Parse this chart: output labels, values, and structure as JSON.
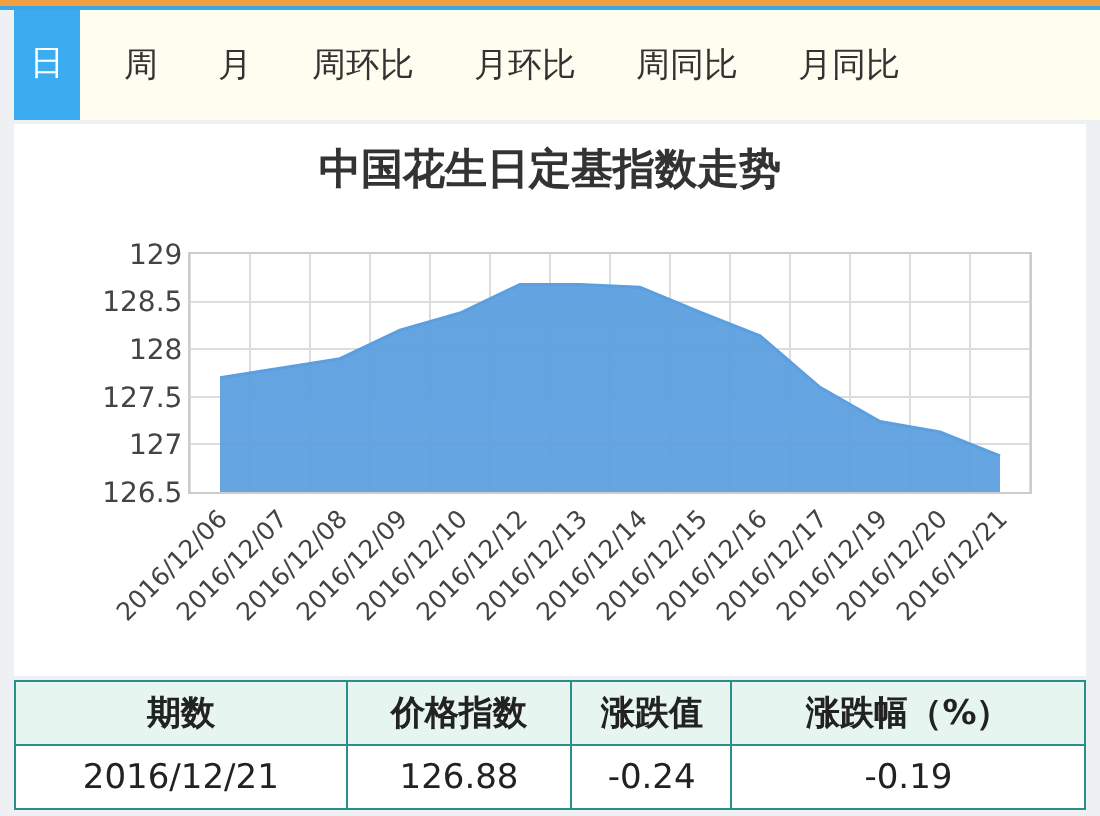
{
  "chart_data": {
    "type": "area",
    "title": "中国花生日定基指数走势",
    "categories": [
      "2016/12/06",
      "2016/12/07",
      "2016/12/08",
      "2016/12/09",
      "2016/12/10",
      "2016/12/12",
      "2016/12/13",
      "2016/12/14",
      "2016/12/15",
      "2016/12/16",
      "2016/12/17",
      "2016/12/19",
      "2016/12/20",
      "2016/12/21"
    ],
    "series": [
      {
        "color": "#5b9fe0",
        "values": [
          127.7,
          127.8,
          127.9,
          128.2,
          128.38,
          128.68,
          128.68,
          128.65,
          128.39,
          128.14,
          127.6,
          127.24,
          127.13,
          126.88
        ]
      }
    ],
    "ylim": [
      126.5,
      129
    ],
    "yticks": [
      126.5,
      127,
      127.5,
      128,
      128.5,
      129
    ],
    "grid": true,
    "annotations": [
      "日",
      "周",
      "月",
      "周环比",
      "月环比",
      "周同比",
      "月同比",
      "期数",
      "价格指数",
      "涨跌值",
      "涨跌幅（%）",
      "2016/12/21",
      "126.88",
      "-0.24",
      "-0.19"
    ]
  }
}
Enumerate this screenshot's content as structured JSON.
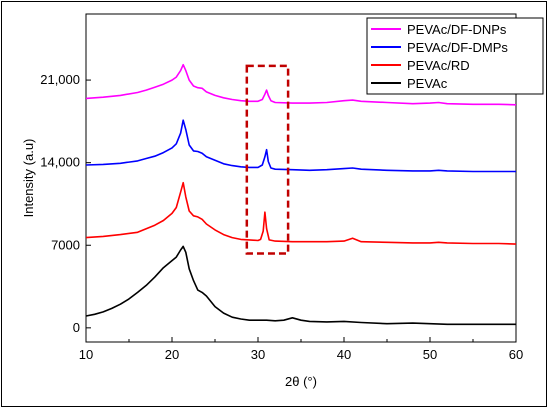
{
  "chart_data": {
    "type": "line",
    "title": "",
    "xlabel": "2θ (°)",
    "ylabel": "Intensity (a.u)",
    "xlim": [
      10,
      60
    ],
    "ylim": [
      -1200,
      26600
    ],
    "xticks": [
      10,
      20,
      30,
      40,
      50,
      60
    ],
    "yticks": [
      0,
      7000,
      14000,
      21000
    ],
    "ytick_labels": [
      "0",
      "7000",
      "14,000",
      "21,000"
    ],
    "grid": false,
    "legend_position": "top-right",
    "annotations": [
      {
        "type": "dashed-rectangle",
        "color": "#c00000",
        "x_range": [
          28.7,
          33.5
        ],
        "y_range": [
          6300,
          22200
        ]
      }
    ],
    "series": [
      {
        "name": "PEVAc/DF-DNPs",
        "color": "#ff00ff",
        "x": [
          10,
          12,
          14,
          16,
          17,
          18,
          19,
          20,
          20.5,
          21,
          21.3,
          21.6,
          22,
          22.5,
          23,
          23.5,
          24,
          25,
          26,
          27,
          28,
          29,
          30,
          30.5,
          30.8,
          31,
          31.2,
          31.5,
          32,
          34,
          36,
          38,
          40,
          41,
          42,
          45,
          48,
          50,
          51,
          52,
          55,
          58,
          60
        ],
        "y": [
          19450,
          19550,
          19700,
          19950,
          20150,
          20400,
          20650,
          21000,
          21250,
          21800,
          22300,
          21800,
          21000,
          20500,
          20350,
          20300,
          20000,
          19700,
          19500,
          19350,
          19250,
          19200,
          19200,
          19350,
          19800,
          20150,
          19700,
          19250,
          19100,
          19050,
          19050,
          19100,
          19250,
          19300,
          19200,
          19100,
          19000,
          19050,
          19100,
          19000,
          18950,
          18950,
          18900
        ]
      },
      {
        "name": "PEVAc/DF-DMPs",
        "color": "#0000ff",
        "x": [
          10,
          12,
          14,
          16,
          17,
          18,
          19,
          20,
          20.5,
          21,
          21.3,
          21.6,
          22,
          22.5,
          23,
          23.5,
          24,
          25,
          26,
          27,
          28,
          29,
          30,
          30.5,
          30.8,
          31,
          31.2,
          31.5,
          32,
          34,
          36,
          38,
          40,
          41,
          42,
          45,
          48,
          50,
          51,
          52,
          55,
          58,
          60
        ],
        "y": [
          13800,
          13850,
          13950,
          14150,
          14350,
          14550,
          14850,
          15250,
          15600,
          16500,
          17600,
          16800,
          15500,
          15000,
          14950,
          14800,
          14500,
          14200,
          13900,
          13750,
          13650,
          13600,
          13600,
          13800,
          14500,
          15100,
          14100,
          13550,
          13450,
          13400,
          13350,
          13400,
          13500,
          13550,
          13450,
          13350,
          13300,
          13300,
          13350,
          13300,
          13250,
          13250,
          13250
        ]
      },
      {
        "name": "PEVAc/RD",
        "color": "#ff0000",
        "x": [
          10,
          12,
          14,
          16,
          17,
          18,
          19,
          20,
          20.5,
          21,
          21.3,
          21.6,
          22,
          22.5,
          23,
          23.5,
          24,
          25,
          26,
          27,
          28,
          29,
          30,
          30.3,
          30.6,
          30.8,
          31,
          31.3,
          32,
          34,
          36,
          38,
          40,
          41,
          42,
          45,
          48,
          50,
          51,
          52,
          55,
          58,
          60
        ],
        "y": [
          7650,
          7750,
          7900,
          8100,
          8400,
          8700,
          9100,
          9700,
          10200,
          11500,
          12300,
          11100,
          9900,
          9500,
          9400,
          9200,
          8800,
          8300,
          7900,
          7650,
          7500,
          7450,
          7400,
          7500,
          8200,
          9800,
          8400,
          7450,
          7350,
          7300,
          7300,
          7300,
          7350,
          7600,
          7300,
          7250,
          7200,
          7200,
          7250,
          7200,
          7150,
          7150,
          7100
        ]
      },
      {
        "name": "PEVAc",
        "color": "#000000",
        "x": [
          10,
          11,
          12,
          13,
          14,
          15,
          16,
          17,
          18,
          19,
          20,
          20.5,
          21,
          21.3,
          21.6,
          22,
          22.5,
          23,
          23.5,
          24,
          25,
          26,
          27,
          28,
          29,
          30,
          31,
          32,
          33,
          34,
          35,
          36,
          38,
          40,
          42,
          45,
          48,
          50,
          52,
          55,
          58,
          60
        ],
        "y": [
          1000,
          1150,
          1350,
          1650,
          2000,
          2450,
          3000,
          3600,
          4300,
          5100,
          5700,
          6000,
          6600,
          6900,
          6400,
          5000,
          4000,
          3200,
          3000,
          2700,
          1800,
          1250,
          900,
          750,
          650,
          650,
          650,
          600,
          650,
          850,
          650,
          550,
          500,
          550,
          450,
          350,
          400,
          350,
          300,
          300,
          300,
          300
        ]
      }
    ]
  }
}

* * *

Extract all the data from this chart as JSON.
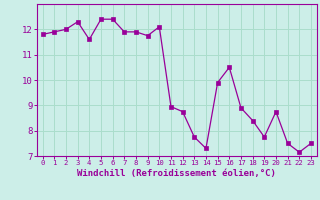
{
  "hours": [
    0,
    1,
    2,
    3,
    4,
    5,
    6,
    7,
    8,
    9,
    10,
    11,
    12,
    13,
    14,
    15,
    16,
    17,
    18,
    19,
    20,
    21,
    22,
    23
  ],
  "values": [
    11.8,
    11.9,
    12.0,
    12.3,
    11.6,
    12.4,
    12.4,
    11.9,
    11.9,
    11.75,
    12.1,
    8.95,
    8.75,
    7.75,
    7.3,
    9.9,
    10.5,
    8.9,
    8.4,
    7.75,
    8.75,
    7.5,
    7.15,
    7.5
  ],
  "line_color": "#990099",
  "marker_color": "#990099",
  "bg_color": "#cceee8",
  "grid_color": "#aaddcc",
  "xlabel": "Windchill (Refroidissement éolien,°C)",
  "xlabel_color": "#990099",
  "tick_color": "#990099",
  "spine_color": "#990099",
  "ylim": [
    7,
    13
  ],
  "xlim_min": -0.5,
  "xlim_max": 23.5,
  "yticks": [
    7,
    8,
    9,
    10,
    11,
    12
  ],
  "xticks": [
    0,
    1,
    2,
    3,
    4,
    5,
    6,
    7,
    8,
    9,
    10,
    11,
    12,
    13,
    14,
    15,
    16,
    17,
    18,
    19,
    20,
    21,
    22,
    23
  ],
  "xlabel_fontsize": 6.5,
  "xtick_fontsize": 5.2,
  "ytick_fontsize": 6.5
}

WHAT IS BEING ASKED:
What is the number of lines in the data that hold the string "name"? Answer with the number only.

COMPLETED EXERCISE:
4